>> BEGIN

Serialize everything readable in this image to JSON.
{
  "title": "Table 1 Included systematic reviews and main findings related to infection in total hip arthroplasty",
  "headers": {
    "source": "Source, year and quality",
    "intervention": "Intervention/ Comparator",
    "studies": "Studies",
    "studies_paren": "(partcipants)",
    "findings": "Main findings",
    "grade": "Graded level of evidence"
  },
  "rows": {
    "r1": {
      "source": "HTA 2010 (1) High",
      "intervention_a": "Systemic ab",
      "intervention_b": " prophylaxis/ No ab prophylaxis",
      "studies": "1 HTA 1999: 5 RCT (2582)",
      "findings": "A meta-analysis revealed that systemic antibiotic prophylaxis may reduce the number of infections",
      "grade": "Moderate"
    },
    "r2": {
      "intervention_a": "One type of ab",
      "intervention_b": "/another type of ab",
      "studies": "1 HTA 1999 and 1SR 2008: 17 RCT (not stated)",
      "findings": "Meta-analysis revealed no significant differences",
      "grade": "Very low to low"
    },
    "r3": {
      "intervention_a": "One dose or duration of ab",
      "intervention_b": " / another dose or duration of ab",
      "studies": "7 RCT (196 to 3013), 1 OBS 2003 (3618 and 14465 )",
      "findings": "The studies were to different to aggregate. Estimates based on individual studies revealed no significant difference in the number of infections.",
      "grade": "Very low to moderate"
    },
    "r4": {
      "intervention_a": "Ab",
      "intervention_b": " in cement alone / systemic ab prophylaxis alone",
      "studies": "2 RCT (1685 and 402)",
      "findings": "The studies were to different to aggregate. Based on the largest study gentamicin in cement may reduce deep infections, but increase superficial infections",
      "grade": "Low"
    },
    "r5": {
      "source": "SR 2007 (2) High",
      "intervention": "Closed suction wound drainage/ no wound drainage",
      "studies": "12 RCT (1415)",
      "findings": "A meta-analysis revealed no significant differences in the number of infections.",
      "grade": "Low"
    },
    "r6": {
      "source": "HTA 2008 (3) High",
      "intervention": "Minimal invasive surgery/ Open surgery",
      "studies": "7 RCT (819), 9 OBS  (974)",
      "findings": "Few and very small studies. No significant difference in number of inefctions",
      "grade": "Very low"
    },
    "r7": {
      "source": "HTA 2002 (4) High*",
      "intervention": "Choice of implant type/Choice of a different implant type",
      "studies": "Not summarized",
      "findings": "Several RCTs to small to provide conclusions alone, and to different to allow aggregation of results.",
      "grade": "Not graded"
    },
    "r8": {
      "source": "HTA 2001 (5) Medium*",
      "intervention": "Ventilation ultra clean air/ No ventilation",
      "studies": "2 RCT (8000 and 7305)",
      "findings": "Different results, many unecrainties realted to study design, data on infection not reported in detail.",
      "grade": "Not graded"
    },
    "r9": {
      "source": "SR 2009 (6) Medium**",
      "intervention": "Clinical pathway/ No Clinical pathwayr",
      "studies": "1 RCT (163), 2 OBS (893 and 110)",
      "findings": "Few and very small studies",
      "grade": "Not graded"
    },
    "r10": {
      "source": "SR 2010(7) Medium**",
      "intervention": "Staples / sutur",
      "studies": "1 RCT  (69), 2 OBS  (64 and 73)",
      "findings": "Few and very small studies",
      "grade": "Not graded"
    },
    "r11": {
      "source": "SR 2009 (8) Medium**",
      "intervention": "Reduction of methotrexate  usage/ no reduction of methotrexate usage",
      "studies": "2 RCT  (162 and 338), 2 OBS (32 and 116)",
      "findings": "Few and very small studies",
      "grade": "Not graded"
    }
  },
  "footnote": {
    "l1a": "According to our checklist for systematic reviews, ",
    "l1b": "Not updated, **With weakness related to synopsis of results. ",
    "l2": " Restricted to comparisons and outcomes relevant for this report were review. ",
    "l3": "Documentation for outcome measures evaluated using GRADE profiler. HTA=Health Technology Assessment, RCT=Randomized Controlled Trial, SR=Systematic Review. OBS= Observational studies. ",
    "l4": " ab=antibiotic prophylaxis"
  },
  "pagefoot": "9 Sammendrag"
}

>> END
>> BEGIN

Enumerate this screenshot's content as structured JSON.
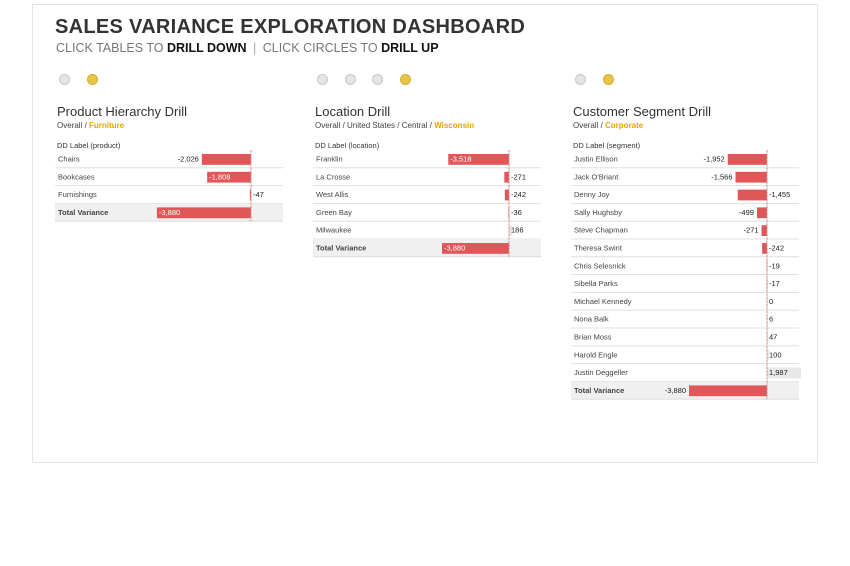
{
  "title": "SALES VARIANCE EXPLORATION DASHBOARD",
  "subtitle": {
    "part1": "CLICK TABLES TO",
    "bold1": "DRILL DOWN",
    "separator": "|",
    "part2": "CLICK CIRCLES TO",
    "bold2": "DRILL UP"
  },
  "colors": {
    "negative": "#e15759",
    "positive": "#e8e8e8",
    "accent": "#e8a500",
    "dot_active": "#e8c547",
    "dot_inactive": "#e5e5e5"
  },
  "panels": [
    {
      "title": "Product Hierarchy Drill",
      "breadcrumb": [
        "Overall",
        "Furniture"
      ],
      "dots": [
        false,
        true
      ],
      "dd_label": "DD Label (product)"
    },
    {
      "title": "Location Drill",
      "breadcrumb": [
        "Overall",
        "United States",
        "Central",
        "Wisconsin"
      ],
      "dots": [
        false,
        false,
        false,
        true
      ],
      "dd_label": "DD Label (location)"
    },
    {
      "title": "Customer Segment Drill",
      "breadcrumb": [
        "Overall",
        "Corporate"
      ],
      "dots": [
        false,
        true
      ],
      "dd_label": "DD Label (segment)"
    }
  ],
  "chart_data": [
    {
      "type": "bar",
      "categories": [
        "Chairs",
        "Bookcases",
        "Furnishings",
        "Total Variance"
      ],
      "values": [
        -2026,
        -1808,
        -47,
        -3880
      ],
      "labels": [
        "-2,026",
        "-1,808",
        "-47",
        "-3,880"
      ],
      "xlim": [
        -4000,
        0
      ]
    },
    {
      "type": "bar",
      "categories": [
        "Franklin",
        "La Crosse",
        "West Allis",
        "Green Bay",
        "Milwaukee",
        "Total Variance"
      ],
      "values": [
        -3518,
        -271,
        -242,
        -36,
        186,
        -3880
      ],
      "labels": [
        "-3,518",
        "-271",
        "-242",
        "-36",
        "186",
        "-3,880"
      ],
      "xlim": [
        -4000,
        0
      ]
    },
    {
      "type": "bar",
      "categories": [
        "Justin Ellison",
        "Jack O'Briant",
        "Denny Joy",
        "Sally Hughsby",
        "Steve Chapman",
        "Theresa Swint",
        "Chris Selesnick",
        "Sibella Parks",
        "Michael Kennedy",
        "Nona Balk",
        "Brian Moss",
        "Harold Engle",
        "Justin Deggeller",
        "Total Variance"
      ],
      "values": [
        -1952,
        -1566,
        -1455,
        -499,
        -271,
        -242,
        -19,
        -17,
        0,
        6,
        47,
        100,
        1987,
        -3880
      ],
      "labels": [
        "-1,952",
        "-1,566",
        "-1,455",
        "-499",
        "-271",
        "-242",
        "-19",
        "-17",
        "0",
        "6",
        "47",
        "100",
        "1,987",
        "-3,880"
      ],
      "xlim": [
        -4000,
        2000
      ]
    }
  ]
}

>> END
>> BEGIN

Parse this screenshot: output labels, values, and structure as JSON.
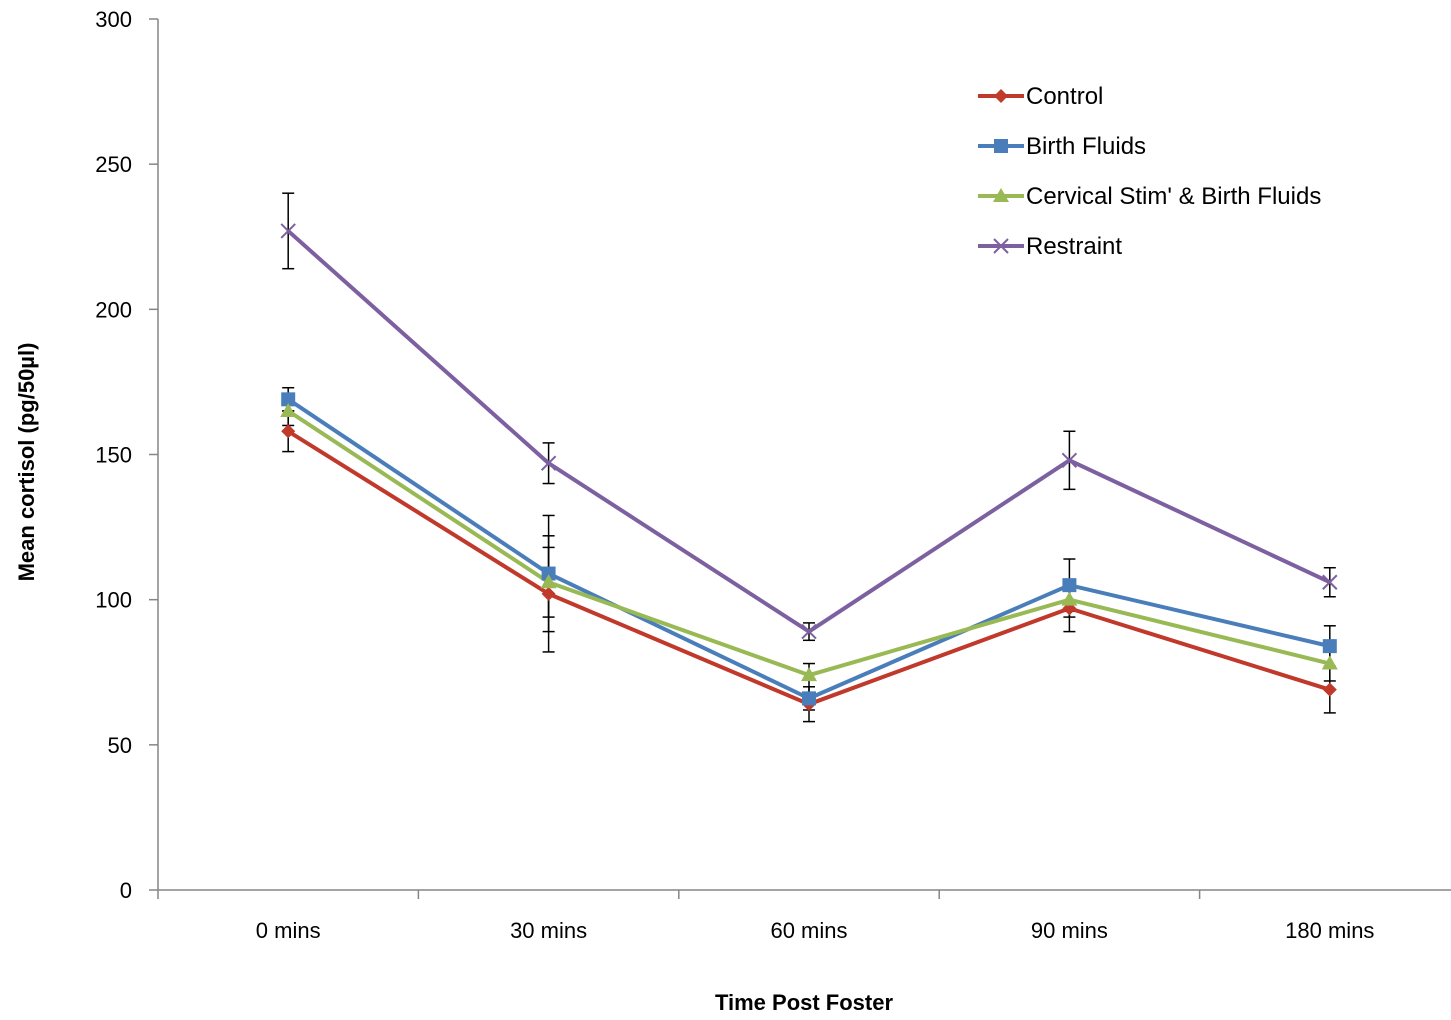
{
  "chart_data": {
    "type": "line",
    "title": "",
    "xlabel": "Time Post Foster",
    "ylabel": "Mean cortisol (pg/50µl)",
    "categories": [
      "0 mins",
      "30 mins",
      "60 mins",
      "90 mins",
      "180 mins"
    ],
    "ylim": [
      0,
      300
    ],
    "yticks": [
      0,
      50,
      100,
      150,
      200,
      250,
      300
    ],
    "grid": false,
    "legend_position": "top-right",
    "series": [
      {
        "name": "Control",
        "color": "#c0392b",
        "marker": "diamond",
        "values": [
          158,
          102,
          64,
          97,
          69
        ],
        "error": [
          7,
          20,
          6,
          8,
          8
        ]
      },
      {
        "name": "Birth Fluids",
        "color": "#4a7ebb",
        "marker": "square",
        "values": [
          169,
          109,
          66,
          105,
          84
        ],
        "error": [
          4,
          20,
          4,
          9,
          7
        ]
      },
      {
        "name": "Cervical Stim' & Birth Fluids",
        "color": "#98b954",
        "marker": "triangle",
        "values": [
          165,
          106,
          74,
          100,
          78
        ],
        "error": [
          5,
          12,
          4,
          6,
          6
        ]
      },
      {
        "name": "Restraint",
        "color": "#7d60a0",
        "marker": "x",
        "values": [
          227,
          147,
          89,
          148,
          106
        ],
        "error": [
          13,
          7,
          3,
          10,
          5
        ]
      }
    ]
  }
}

>> END

> _Problem to solve_
Among the lines above, how many contain the string "study"? State the number alone.

> _Result of this task_
2